Copy every line from the material below that holds "उपलब".

* Begin Input data *

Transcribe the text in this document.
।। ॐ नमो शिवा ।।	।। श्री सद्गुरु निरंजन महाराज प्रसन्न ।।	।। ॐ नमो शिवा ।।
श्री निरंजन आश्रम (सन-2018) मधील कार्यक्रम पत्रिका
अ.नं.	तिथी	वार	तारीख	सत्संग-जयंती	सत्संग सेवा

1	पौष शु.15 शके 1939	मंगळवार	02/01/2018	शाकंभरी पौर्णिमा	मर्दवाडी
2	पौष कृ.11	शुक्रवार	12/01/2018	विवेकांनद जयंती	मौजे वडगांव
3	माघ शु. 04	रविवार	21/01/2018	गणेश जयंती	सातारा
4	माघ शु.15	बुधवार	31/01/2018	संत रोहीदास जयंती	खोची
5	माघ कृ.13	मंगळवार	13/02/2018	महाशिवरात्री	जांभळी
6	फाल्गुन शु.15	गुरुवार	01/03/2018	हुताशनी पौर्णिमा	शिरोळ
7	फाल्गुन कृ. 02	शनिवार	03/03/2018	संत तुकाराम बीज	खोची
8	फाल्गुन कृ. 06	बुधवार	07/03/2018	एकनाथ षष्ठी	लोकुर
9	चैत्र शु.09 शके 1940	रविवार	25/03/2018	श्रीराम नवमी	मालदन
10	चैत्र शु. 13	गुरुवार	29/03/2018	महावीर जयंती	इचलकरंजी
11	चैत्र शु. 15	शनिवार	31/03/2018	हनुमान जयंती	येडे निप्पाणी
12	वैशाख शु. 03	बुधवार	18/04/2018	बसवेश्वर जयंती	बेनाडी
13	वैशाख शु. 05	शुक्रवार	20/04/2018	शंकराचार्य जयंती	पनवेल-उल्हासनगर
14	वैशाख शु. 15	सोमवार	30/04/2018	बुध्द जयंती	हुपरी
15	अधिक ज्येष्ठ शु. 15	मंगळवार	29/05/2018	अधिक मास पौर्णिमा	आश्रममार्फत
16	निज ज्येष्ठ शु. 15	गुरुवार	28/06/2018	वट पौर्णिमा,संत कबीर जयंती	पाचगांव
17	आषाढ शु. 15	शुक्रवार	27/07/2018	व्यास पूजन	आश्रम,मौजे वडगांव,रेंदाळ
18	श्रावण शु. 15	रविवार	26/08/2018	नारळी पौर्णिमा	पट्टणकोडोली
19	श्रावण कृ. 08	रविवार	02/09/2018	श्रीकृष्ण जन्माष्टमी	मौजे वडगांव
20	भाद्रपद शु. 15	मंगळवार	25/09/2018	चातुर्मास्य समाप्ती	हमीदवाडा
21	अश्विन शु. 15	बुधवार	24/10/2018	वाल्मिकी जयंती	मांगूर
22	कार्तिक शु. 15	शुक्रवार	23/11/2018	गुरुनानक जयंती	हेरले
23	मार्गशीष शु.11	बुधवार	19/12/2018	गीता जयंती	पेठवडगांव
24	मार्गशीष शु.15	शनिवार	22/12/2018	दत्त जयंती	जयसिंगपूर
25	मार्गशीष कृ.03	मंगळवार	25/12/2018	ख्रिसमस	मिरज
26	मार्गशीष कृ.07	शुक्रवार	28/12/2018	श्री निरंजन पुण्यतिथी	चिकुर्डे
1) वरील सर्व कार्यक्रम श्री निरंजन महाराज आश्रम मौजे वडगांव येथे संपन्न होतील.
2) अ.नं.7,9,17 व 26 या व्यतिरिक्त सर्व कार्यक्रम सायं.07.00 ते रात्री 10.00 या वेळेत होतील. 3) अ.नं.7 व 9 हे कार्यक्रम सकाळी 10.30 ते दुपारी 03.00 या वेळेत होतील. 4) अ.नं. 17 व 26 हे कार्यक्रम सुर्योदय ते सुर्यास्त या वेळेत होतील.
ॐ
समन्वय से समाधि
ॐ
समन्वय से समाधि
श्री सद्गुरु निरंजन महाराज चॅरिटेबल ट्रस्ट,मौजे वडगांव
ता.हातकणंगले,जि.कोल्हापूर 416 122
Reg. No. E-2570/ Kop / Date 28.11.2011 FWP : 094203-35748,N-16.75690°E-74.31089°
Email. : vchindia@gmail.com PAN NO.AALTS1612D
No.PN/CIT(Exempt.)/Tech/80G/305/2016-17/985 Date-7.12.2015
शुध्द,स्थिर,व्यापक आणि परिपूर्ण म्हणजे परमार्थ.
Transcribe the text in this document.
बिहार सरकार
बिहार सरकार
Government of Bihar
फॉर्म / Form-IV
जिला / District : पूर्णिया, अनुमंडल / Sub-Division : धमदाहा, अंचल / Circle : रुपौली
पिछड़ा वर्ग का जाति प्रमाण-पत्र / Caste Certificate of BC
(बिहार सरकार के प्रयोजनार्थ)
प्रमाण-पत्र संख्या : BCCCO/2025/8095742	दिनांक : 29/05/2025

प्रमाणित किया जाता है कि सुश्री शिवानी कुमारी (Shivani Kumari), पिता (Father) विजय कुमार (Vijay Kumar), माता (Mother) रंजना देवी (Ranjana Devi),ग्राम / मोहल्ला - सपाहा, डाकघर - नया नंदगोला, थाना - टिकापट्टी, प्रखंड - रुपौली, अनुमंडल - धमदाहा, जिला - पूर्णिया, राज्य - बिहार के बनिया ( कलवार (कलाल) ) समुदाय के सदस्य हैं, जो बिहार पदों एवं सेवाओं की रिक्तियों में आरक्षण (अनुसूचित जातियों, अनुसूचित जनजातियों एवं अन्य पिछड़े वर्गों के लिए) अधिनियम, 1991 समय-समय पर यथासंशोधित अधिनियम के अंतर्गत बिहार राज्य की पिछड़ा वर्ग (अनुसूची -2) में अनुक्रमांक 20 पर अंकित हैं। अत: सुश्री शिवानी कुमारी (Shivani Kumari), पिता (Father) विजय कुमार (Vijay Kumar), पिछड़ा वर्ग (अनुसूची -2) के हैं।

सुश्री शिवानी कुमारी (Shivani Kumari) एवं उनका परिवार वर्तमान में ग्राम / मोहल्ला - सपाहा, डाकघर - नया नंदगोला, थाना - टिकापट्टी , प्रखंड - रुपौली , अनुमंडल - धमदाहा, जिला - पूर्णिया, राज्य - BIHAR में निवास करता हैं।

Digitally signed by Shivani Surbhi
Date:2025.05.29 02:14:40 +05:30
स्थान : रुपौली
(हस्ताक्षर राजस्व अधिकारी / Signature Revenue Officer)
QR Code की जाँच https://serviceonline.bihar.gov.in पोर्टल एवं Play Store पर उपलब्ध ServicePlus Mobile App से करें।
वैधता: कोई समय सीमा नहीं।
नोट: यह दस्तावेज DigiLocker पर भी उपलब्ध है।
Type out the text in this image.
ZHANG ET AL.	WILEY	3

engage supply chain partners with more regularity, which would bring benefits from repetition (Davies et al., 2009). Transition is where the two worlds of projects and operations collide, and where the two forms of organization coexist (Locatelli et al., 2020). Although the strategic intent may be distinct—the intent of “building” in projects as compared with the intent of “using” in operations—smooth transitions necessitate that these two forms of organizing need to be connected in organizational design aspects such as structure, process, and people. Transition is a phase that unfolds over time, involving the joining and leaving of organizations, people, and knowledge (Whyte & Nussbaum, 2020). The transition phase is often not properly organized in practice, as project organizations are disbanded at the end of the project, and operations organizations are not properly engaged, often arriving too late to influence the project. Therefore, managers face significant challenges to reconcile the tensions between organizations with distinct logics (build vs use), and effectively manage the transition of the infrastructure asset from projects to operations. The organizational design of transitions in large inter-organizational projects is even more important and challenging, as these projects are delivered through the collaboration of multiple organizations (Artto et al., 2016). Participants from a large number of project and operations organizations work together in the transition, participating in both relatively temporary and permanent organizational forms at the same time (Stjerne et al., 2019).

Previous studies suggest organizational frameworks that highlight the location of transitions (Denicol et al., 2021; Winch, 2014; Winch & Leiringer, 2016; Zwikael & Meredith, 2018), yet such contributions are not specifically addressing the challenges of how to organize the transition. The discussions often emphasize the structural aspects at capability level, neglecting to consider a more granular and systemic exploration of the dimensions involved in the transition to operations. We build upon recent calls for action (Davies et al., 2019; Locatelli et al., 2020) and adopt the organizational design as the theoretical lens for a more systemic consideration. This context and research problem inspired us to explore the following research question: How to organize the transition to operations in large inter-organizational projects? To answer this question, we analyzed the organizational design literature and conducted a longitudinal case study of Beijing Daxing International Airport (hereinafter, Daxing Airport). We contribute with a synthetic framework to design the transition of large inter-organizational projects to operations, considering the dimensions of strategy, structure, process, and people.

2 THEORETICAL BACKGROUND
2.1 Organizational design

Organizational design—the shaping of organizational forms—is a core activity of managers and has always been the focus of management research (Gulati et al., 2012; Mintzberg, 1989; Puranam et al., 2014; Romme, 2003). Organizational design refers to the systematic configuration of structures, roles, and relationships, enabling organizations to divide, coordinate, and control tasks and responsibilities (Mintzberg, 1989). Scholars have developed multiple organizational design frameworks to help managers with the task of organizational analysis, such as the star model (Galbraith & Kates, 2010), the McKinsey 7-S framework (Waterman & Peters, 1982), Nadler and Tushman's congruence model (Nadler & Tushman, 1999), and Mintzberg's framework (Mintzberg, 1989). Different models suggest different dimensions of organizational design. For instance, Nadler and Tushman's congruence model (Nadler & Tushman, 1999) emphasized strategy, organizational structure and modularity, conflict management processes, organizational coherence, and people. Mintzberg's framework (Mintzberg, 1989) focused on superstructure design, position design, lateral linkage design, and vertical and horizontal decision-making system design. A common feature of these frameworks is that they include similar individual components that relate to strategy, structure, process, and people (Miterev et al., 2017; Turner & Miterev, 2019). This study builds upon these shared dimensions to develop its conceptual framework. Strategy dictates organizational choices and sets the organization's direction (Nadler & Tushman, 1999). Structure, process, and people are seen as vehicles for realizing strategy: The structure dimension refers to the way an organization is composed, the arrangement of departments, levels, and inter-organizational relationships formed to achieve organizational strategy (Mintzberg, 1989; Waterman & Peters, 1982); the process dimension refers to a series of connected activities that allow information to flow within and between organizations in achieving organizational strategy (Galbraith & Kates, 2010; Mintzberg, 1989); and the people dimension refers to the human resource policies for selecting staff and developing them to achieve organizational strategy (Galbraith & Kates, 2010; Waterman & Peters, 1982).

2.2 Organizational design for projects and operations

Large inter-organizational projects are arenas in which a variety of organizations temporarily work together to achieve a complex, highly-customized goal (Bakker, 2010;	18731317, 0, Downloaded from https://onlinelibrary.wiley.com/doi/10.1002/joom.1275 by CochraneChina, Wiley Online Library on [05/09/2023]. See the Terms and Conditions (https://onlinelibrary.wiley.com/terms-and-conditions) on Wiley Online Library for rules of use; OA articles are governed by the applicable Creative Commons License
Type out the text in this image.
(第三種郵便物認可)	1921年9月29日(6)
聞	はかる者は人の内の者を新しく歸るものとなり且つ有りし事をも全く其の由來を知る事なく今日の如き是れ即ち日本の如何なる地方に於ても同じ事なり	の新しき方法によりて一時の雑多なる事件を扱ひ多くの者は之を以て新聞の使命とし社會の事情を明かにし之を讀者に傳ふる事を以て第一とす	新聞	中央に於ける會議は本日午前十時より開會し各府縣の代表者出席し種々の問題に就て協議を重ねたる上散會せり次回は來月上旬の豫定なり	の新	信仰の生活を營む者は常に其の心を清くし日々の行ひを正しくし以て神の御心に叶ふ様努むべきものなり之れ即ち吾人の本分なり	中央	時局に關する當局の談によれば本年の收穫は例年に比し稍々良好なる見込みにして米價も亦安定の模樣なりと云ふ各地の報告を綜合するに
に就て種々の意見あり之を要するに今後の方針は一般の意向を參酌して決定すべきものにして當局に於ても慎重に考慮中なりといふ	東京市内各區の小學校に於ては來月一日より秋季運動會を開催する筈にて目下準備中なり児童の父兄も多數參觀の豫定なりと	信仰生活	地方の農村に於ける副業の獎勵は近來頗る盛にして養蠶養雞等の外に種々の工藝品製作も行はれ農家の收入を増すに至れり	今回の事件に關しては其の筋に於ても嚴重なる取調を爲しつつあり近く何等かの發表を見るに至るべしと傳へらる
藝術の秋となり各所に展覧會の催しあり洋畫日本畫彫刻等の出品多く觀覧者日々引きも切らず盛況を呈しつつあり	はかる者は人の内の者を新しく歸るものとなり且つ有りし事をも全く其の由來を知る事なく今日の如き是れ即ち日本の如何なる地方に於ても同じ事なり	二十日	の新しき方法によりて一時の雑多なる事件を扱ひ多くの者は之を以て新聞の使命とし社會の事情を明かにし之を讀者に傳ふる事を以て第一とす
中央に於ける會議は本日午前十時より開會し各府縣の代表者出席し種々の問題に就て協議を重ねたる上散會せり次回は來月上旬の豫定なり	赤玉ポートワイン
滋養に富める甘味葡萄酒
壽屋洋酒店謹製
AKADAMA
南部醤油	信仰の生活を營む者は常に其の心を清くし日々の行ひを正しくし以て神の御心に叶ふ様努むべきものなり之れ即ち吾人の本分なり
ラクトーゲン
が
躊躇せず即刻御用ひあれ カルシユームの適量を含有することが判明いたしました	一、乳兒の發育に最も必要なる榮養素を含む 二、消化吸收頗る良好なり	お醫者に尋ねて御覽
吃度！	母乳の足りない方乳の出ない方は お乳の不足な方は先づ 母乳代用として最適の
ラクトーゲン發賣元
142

* End Input data *

- _Answer to this exercise_:
QR Code की जाँच https://serviceonline.bihar.gov.in पोर्टल एवं Play Store पर उपलब्ध ServicePlus Mobile App से करें।
नोट: यह दस्तावेज DigiLocker पर भी उपलब्ध है।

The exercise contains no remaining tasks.